What to work on:
Return every line from the listing where the word "ylabel" occurs.

<<<<

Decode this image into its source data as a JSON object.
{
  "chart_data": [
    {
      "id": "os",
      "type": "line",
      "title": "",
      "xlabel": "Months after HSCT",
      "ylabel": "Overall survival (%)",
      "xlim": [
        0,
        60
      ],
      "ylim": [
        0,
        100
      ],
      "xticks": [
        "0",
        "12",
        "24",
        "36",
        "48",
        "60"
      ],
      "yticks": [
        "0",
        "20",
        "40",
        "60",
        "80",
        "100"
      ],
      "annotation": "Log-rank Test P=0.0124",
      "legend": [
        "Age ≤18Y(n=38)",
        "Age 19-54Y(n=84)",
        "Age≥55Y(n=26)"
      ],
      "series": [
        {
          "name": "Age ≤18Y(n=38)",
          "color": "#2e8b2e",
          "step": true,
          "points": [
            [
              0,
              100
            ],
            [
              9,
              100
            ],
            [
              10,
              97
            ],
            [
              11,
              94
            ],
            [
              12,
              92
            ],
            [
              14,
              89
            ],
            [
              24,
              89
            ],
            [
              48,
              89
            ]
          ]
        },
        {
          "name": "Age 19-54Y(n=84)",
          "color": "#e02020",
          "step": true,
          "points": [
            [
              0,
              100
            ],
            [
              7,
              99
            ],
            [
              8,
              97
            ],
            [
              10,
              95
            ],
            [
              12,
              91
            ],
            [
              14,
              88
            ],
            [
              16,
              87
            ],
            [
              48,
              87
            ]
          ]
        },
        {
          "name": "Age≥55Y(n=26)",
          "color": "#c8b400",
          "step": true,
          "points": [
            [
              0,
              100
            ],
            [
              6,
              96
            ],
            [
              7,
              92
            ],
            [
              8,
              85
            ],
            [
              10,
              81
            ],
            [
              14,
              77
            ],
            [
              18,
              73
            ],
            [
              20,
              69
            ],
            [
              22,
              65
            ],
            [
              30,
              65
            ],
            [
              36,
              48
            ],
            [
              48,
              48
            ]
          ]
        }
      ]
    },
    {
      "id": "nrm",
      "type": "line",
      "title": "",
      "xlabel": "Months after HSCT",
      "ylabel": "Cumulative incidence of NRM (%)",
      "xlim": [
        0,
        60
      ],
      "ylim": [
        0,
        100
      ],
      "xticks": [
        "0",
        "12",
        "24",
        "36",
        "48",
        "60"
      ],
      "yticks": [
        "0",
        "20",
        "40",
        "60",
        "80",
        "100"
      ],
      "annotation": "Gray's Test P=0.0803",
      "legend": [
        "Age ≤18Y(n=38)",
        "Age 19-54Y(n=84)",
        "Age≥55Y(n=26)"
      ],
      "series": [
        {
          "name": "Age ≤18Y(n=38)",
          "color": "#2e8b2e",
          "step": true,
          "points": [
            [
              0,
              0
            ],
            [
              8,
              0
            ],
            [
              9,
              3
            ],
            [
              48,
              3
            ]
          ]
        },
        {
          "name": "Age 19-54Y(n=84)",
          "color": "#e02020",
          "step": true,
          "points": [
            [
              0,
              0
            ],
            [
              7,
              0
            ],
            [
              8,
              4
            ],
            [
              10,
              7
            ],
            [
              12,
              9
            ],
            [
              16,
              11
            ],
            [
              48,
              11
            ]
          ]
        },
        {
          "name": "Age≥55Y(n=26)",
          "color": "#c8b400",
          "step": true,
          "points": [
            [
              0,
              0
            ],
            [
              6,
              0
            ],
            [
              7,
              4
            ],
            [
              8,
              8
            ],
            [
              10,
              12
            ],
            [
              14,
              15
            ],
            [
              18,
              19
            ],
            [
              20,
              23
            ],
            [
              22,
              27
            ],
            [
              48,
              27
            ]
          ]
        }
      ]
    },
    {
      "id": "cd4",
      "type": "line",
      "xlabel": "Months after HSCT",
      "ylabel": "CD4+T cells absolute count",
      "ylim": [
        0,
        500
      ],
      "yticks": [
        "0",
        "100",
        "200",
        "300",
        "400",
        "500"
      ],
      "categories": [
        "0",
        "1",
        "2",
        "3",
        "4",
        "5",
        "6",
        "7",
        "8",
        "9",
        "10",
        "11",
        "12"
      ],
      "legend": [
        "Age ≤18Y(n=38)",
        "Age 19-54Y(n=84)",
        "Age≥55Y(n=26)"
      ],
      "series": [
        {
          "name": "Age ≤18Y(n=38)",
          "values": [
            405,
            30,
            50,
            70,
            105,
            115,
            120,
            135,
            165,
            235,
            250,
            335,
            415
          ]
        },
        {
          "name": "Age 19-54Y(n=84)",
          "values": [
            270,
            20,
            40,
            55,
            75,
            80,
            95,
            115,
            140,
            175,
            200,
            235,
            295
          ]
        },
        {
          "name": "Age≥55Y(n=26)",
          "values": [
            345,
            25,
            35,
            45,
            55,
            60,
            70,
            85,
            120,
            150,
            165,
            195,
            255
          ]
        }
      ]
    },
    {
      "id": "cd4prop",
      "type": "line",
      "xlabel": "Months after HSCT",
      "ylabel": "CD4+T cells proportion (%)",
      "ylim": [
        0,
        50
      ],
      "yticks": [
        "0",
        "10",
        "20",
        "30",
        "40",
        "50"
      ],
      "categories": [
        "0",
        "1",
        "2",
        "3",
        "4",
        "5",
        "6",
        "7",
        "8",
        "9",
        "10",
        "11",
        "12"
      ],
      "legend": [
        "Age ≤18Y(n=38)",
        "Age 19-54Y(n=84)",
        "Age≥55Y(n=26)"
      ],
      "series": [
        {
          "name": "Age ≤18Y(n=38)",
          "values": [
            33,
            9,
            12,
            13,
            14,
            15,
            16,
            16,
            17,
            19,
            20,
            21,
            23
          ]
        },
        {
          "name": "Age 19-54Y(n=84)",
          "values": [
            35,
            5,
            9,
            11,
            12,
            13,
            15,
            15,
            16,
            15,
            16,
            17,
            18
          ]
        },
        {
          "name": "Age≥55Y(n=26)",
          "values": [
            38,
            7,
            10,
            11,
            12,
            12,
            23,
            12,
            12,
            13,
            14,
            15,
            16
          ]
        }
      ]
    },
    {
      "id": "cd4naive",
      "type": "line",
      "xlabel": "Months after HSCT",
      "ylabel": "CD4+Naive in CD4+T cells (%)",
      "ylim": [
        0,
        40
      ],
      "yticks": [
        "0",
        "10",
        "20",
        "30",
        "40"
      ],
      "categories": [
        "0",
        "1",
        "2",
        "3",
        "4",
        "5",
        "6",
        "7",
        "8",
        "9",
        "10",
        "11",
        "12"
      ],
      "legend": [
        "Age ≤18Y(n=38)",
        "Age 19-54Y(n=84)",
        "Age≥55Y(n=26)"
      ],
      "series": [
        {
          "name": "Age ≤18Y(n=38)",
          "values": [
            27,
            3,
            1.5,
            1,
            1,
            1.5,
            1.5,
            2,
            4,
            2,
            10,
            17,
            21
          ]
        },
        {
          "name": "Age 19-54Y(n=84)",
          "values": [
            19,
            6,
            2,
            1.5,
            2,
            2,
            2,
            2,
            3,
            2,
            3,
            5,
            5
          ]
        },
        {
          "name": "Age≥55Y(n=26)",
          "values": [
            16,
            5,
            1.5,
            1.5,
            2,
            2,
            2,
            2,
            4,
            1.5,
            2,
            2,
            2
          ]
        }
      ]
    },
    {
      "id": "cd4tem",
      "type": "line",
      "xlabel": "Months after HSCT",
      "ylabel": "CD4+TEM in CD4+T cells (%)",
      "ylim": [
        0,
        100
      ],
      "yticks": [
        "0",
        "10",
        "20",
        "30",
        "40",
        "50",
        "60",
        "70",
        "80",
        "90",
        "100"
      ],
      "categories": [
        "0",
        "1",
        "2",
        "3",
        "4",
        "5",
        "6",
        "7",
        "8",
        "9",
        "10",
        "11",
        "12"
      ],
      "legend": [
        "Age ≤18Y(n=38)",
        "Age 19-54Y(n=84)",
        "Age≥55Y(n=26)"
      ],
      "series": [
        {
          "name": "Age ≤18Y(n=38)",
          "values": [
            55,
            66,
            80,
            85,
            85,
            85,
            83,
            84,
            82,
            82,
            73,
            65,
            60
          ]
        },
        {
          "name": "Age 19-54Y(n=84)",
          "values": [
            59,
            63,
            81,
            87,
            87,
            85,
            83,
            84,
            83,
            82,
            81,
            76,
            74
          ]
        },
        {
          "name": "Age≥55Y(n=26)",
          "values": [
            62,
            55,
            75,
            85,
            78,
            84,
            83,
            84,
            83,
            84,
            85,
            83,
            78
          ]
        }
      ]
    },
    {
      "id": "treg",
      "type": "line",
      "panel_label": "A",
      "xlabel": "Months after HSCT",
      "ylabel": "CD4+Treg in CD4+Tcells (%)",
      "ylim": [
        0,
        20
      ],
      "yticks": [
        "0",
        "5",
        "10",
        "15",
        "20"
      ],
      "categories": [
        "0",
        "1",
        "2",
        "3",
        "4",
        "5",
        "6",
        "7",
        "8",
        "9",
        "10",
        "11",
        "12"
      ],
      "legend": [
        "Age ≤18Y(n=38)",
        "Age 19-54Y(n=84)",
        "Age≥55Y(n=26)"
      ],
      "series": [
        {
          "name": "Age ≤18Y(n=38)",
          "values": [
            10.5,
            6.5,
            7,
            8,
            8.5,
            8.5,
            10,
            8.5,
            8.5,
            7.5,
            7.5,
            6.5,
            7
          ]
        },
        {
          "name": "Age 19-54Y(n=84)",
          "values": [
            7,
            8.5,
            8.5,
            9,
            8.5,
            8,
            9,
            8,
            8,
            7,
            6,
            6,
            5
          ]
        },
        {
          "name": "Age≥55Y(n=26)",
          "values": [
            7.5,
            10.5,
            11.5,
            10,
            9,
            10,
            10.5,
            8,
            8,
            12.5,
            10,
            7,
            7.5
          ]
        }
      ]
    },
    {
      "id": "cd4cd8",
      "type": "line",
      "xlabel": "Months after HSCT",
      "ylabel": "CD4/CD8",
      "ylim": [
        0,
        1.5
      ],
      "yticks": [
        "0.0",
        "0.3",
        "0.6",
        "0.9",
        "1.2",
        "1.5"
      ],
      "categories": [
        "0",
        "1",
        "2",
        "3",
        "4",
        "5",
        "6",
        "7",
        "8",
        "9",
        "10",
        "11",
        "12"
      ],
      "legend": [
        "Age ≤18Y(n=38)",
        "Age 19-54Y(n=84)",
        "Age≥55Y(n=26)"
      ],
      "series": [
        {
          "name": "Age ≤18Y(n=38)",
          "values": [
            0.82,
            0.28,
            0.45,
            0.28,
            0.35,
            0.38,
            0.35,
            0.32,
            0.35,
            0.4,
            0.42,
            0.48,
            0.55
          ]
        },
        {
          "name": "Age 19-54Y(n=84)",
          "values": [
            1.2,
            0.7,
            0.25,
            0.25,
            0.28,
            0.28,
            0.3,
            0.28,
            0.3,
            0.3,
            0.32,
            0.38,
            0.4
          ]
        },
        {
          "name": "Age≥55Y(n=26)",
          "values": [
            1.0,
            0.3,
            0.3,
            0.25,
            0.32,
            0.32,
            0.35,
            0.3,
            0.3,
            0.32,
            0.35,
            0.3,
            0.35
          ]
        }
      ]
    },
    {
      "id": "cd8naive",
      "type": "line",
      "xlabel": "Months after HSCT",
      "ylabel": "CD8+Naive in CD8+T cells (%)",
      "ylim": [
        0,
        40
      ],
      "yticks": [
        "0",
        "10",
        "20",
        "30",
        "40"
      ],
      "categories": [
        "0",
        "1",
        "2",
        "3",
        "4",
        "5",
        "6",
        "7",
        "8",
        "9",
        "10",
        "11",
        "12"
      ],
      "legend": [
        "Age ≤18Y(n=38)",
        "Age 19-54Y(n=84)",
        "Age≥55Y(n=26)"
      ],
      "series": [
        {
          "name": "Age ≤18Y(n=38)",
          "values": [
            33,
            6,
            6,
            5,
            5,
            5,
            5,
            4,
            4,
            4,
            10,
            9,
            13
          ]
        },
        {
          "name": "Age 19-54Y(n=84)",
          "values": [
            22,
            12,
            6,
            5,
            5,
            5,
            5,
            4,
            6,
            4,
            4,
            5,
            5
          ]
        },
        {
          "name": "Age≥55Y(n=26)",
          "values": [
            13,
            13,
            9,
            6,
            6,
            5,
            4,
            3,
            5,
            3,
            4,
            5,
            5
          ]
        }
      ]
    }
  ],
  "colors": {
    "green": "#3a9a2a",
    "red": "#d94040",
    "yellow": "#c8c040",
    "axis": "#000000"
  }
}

>>>>

Result for this exercise:
      "ylabel": "Overall survival (%)",
      "ylabel": "Cumulative incidence of NRM (%)",
      "ylabel": "CD4+T cells absolute count",
      "ylabel": "CD4+T cells proportion (%)",
      "ylabel": "CD4+Naive in CD4+T cells (%)",
      "ylabel": "CD4+TEM in CD4+T cells (%)",
      "ylabel": "CD4+Treg in CD4+Tcells (%)",
      "ylabel": "CD4/CD8",
      "ylabel": "CD8+Naive in CD8+T cells (%)",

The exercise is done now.